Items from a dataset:
┌──

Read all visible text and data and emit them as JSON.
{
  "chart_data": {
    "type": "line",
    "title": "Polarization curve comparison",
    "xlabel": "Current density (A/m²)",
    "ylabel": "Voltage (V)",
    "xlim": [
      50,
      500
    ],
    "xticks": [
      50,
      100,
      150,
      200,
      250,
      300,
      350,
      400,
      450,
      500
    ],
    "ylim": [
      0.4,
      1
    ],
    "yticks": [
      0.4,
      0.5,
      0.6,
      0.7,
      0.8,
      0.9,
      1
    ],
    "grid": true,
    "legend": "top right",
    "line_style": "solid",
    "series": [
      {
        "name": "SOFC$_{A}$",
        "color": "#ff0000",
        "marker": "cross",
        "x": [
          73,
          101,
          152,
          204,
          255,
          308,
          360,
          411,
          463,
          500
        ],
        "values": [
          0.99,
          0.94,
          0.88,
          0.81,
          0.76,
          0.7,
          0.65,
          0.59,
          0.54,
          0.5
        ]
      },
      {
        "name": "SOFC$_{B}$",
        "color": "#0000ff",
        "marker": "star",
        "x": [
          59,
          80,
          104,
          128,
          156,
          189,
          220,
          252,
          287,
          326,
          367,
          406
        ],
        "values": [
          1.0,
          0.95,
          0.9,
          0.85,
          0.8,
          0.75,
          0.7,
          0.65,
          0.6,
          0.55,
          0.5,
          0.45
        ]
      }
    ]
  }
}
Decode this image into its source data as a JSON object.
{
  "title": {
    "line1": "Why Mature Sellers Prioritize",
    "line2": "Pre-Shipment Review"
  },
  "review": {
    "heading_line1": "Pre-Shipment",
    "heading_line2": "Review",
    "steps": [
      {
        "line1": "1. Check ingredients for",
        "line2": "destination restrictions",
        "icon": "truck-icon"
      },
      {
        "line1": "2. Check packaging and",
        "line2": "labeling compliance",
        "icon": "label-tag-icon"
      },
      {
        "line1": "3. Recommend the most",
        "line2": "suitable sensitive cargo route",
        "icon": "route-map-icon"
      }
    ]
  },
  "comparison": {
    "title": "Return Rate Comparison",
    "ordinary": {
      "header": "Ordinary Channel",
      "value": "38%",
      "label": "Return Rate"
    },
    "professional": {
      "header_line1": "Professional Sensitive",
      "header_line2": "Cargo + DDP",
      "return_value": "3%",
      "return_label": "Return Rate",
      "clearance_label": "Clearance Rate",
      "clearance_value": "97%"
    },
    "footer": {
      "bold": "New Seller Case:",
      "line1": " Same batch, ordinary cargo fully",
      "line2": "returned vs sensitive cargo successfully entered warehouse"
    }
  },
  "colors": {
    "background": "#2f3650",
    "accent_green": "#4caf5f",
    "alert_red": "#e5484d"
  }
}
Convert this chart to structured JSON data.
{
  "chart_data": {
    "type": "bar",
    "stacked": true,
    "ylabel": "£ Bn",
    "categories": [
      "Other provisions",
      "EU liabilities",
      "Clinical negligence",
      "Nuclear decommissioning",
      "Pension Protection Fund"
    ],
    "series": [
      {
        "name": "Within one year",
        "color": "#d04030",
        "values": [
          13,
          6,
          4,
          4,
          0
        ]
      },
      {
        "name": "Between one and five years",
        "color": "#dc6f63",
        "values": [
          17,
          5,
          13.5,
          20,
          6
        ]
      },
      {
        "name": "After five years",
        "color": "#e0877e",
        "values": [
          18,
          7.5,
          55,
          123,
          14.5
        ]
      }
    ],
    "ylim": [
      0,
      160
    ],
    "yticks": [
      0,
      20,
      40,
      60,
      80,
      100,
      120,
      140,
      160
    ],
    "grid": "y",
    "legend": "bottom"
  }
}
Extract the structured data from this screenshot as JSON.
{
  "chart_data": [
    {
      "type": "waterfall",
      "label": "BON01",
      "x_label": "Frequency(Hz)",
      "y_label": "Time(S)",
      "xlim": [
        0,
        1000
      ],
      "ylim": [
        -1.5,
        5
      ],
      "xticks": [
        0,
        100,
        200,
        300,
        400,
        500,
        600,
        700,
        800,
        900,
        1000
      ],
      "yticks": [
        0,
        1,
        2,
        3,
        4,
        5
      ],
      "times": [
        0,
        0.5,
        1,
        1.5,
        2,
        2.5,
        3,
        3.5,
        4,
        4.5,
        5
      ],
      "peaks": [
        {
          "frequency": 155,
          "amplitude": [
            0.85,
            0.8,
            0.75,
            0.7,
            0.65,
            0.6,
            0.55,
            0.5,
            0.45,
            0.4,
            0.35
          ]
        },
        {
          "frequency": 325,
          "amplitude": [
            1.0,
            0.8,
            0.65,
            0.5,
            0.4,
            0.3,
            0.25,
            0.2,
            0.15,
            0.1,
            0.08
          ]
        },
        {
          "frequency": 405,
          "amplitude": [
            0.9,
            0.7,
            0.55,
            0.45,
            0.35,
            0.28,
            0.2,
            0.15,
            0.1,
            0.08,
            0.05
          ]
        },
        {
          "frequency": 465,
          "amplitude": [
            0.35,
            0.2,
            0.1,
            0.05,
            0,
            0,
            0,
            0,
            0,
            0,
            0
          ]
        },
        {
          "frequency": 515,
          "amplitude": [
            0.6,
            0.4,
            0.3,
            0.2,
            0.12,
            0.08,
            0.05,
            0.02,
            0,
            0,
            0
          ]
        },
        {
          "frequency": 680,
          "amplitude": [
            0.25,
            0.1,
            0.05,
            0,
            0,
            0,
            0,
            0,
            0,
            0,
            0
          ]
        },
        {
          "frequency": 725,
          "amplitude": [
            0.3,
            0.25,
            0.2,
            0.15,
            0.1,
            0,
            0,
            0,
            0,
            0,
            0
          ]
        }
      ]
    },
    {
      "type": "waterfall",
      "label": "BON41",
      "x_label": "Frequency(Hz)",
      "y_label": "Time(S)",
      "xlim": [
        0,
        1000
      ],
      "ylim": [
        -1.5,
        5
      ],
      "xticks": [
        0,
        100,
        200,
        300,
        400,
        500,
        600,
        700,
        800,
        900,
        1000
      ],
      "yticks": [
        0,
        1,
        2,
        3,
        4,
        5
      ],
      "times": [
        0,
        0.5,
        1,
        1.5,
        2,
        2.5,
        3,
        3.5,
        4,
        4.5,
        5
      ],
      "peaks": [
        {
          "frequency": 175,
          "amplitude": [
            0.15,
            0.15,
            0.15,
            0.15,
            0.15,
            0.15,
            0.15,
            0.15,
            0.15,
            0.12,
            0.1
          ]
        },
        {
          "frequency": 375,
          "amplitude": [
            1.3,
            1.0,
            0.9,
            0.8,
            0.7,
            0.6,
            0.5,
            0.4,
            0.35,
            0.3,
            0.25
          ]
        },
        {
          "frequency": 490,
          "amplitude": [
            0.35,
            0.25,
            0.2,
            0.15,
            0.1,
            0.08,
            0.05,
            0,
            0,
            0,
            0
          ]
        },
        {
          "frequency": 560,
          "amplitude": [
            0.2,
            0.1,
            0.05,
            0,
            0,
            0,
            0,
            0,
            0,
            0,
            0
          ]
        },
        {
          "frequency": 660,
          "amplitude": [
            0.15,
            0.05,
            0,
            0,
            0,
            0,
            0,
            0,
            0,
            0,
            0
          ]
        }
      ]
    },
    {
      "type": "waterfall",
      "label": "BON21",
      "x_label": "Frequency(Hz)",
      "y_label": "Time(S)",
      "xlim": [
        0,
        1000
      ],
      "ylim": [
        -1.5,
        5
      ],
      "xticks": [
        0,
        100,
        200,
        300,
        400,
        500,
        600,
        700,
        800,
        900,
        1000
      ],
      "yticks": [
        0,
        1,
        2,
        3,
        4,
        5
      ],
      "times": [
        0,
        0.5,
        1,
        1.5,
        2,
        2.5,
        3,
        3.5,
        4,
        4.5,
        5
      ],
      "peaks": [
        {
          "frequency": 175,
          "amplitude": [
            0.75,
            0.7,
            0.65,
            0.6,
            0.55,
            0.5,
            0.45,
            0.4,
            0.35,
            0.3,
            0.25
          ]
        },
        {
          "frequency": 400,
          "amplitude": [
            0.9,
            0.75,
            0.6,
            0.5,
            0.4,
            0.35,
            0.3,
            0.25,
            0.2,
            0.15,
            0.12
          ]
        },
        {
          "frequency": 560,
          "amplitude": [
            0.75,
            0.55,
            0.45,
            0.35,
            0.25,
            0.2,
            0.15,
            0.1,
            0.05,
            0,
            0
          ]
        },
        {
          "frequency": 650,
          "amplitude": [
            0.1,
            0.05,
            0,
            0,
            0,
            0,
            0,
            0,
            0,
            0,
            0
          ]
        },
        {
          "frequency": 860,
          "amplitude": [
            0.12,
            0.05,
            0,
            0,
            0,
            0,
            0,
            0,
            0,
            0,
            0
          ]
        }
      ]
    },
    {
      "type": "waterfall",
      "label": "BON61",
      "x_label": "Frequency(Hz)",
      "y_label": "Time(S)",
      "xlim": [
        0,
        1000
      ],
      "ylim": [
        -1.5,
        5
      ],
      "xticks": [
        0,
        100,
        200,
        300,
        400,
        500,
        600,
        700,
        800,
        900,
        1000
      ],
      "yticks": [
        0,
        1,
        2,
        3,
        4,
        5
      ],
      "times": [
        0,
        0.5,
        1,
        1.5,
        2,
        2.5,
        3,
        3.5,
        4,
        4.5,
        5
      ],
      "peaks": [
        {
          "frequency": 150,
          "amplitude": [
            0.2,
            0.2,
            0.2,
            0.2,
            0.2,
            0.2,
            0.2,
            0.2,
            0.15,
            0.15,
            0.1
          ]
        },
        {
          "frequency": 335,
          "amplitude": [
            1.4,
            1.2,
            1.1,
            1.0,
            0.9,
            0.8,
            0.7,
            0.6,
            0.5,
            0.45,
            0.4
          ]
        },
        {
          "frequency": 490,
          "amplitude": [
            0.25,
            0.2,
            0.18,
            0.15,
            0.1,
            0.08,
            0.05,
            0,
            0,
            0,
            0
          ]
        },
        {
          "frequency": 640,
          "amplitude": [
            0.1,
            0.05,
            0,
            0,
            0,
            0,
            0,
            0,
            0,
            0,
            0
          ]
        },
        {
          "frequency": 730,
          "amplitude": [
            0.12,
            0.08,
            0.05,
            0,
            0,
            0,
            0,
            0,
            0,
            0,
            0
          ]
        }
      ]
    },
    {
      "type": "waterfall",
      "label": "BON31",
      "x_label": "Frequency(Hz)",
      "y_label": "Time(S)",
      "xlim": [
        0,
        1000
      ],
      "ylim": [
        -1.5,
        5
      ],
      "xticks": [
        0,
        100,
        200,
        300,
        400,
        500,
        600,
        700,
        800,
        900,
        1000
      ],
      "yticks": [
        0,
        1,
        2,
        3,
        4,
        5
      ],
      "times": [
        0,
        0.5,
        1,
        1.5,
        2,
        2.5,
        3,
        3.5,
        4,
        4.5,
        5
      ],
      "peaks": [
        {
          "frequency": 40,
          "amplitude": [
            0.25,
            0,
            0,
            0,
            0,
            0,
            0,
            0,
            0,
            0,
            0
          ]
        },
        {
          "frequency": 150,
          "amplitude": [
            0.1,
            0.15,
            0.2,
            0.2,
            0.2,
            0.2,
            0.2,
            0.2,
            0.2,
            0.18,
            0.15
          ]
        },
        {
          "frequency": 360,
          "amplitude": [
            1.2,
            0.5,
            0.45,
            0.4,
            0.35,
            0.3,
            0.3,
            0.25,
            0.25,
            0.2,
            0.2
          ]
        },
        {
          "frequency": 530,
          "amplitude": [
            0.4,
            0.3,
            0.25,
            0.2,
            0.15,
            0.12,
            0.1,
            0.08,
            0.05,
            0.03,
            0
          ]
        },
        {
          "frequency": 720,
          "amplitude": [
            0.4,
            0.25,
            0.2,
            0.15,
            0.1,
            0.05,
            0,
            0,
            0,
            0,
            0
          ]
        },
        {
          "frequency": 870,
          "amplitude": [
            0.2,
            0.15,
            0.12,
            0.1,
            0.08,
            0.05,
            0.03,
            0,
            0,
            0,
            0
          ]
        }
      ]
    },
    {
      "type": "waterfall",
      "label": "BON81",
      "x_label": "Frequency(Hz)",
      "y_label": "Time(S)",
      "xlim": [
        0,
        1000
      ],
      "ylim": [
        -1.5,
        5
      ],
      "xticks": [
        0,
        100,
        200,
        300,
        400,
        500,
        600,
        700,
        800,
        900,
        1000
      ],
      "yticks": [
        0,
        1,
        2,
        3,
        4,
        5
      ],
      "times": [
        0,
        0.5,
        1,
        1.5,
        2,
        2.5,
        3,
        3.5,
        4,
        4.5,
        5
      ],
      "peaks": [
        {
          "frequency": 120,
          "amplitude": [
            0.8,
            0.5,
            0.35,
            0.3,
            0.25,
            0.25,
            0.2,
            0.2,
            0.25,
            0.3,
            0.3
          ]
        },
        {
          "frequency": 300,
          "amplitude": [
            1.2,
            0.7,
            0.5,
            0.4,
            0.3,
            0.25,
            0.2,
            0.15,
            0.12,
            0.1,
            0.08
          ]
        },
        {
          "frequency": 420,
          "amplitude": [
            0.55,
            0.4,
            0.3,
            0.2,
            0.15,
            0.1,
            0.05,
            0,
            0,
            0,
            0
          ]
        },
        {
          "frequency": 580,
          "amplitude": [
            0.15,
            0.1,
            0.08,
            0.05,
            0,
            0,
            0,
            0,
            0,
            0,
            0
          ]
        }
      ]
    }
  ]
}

└──

PROBLEM STATEMENT: Looking back at the lines above, state how many contain the word "Check", and supply nothing besides the number.

SOLUTION: 2